• [TEXTO]:
┌──

Nos últimos anos, as comunidades passaram a se organizar. Em meio à pandemia de covid-19, os nativos da Ilha do Mel se articularam junto ao Ministério Público do Paraná (MPPR) e conseguiram em julho, o enquadramento como grupo prioritário na campanha de vacinação. Apesar do Plano Nacional de Imunização (PNI) estabelecer a prioridade para as populações quilombolas, indígenas e tradicionais, elas enfrentaram dificuldades em muitos locais do país.
Para Marinelli, a mobilização tem se dado pelo desejo de maior participação na gestão do território. O protocolo demarca a diferença entre consulta e audiência pública e define a obrigatoriedade de uso de linguagem acessível, de apresentação prévia da pauta e do respeito ao tempo demandado pelas comunidades. Para a construção do documento, os nativos receberam assessoria do Centro de Pesquisa e Extensão em Direito Socioambiental (Cepedis), vinculado à Pontifícia Universidade Católica do Paraná (PUC-PR), e da organização não governamental Terra de Direitos. Diversos debates foram realizados nos últimos meses.
Em nota divulgada pela Terra de Direitos, a assessora jurídica da organização Jaqueline Andrade pontua que, na Ilha do Mel, há limitações históricas no acesso à direitos, dentre eles o direito à moradia em decorrência da especulação imobiliária, da exploração ambiental e da incompreensão dos modos de ser e viver das populações tradicionais que vivem em áreas ambientalmente protegidas. “O protocolo de consulta é importante instrumento que unifica a identidade tradicional e serve como um documento de enfrentamento das violações e garantia de direitos”, acrescenta ela.

└──

Reproduza do texto sobre a Ilha do Mel tudo o que vai desde "Nos últimos anos, as" até "locais do país.", sem mudar nada. A listagem que aparece depois é um material separado do texto.

Dados estruturados de análise da página
┌──

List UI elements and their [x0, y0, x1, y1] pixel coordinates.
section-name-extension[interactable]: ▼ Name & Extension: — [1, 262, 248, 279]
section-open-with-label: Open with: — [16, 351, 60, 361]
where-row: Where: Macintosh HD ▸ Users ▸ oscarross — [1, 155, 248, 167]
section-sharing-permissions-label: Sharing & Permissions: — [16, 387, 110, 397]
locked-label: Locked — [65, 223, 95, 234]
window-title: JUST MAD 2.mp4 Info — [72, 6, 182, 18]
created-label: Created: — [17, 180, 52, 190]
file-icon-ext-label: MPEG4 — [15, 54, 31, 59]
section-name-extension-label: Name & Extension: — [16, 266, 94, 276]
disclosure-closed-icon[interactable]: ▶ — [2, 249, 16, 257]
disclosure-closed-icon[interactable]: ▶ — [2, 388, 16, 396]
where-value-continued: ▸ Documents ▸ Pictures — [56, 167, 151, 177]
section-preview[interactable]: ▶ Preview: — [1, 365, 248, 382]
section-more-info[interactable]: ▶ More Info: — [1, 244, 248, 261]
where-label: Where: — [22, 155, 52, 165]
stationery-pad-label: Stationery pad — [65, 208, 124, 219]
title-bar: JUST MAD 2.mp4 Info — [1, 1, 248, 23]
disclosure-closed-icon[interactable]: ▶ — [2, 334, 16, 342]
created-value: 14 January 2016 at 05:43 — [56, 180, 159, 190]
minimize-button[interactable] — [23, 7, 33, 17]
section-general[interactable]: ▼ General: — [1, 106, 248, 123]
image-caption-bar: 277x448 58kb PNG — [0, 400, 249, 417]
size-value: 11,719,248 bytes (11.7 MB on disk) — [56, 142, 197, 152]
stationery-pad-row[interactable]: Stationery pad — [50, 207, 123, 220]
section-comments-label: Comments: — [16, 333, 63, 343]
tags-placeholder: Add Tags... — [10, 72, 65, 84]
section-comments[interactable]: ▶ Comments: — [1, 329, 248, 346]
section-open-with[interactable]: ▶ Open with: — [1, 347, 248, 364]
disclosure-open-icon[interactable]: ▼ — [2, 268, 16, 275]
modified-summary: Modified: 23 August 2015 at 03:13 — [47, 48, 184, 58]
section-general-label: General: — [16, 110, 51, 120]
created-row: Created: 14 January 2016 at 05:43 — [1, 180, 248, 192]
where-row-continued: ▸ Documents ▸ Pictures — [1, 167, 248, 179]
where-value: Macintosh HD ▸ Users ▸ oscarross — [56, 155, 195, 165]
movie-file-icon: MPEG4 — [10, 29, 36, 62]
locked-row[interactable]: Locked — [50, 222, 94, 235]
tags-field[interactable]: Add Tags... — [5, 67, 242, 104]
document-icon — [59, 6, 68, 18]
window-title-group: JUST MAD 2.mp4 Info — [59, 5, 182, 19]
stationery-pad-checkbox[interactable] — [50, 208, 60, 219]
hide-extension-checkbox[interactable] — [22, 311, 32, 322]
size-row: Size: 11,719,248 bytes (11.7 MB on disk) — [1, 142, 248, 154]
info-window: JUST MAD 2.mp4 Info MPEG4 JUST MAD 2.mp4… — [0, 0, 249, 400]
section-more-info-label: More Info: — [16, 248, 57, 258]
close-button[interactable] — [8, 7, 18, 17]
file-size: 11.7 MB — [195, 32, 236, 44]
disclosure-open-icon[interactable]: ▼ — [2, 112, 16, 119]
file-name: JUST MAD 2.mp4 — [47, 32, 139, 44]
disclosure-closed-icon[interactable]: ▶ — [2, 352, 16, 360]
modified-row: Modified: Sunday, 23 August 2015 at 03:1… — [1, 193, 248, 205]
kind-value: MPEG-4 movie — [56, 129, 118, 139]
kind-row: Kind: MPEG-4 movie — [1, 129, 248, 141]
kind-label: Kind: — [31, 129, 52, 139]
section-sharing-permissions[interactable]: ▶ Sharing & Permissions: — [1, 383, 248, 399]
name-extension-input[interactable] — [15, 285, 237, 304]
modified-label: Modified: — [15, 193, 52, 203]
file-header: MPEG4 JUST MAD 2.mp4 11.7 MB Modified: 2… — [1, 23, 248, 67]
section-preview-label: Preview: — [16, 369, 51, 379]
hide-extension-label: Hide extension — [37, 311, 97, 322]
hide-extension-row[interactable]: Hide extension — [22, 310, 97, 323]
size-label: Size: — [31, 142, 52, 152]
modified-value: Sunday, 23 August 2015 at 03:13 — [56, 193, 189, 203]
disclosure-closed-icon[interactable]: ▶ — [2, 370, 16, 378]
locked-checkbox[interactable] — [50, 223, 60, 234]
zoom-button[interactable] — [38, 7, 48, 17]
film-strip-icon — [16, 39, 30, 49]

└──

• [RESPOSTA DO EXERCÍCIO]:
Nos últimos anos, as comunidades passaram a se organizar. Em meio à pandemia de covid-19, os nativos da Ilha do Mel se articularam junto ao Ministério Público do Paraná (MPPR) e conseguiram em julho, o enquadramento como grupo prioritário na campanha de vacinação. Apesar do Plano Nacional de Imunização (PNI) estabelecer a prioridade para as populações quilombolas, indígenas e tradicionais, elas enfrentaram dificuldades em muitos locais do país.